* Begin DATASET EXTRACT *

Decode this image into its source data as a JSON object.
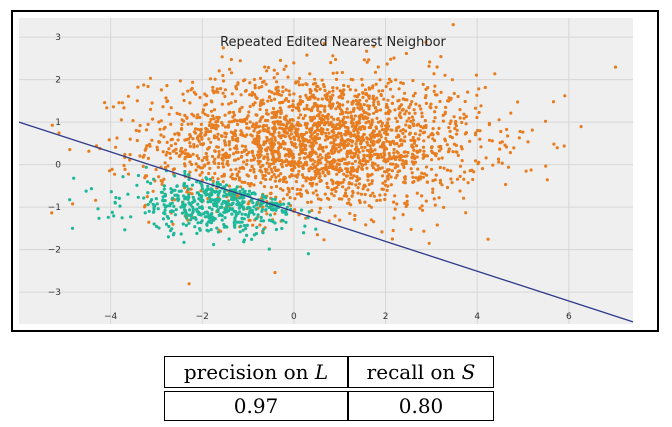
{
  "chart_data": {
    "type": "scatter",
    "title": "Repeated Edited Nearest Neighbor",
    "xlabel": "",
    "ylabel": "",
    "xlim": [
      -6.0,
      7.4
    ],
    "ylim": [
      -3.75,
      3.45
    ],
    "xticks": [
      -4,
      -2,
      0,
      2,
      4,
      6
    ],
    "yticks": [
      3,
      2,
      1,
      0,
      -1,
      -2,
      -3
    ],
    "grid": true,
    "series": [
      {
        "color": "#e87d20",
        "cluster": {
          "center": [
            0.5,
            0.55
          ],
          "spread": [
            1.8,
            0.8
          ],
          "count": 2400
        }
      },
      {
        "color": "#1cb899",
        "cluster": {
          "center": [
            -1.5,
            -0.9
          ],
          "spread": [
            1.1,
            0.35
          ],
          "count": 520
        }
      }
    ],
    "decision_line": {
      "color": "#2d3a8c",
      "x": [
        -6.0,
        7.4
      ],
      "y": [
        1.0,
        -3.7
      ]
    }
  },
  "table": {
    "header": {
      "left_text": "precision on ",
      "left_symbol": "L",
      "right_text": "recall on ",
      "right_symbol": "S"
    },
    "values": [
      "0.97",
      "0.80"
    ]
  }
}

* End DATASET EXTRACT *
* Begin DATASET EXTRACT *

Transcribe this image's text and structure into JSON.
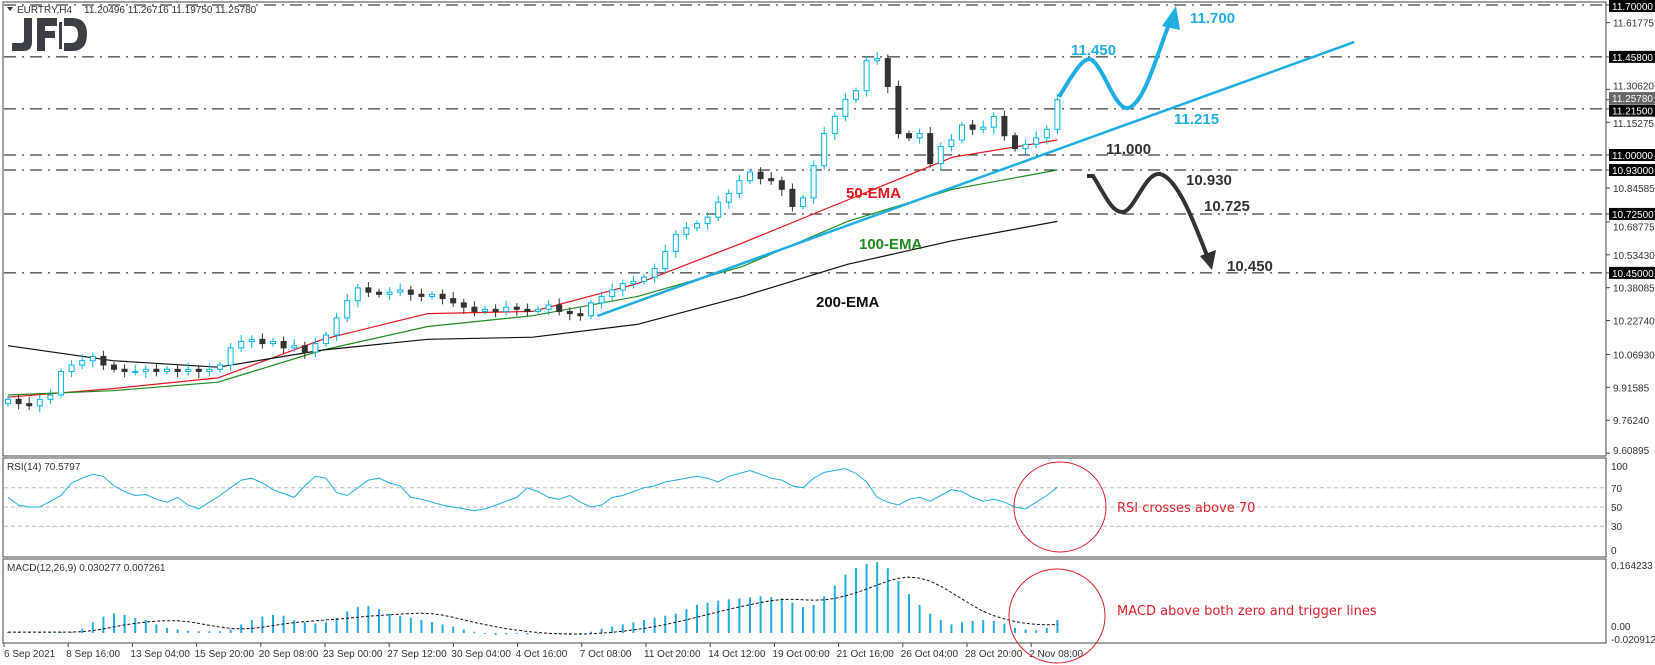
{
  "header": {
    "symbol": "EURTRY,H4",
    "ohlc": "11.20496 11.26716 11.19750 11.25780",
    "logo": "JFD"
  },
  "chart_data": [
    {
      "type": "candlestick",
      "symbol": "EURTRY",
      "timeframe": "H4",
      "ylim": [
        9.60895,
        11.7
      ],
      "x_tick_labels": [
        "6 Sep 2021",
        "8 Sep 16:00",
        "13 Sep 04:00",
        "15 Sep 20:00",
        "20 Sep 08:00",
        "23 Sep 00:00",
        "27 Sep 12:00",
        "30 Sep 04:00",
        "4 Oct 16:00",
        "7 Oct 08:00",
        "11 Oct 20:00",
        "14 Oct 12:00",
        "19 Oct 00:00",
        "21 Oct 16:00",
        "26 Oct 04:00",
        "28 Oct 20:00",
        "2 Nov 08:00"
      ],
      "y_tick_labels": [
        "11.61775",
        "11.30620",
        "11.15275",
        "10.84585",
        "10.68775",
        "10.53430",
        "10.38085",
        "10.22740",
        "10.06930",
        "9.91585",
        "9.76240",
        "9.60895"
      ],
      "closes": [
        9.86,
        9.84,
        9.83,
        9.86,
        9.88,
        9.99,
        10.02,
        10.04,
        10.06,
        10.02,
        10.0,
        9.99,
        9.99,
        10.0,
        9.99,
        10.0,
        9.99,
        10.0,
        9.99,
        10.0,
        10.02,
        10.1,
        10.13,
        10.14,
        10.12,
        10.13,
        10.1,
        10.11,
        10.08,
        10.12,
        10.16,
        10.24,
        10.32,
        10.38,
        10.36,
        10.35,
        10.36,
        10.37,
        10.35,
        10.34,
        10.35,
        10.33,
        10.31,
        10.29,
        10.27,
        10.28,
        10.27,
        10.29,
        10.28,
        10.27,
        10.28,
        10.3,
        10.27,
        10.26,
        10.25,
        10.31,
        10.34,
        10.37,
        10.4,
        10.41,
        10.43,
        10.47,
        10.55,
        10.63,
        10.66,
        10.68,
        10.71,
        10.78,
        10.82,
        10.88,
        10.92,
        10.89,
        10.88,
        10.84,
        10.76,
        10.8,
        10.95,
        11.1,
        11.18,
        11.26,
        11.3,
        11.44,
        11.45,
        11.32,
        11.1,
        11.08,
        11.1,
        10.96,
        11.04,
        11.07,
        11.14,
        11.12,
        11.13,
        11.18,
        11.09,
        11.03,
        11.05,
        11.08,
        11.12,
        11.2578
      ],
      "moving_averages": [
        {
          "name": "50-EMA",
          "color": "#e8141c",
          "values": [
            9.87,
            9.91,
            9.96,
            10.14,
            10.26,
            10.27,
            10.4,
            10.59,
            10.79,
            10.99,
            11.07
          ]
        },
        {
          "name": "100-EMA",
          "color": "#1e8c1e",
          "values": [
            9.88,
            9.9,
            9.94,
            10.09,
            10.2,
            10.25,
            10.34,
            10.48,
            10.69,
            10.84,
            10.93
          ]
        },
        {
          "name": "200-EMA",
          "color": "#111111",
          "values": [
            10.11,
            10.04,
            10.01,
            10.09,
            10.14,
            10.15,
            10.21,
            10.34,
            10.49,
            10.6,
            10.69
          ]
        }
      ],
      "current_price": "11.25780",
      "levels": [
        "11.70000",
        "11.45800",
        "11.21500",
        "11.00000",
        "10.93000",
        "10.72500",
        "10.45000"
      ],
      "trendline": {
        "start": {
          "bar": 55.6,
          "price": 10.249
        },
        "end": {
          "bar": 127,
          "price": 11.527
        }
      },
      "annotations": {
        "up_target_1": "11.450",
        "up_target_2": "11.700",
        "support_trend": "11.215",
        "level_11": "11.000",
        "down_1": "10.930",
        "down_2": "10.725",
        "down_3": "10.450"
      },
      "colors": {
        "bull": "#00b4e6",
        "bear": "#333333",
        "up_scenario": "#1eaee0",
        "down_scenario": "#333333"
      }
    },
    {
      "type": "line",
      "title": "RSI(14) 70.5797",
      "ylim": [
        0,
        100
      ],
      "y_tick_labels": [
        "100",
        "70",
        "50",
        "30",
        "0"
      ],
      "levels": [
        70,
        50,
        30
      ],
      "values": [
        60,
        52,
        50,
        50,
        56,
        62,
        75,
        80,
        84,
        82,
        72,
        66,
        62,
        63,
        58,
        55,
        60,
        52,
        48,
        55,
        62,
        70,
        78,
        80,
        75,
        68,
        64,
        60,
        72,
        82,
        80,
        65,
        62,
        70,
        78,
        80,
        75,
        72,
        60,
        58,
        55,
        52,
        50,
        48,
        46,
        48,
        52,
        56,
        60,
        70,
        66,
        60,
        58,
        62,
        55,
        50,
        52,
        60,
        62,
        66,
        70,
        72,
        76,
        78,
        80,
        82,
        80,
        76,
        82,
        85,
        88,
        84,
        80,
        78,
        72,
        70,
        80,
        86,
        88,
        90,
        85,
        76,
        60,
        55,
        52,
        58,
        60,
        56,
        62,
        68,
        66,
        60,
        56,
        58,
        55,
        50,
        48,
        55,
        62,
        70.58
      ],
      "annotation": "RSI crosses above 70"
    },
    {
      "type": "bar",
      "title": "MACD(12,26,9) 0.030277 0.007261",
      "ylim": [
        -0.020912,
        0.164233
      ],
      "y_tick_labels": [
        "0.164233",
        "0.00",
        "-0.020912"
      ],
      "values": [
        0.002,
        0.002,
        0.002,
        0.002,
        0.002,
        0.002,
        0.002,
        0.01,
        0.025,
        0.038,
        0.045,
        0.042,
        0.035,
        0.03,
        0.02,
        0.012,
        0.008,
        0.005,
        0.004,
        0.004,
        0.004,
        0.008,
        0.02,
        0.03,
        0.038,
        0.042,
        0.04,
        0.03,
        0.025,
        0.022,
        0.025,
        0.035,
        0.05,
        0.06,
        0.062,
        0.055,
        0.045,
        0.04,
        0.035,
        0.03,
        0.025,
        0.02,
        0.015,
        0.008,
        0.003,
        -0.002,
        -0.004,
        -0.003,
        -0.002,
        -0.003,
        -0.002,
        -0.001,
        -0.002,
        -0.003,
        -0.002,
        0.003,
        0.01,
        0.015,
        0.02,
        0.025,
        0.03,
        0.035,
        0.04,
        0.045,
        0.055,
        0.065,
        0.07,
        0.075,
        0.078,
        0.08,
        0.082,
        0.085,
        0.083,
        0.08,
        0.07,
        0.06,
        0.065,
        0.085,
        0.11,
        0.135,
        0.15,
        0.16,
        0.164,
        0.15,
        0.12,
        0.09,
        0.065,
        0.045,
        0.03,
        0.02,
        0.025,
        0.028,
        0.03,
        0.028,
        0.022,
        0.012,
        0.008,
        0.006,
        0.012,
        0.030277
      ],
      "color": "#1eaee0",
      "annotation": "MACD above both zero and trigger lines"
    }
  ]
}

* End DATASET EXTRACT *

**TASK DIRECTIONS:**
Which lines include the word "above"? List them all.

**RESULT FOR THIS EXERCISE:**
      "annotation": "RSI crosses above 70"
      "annotation": "MACD above both zero and trigger lines"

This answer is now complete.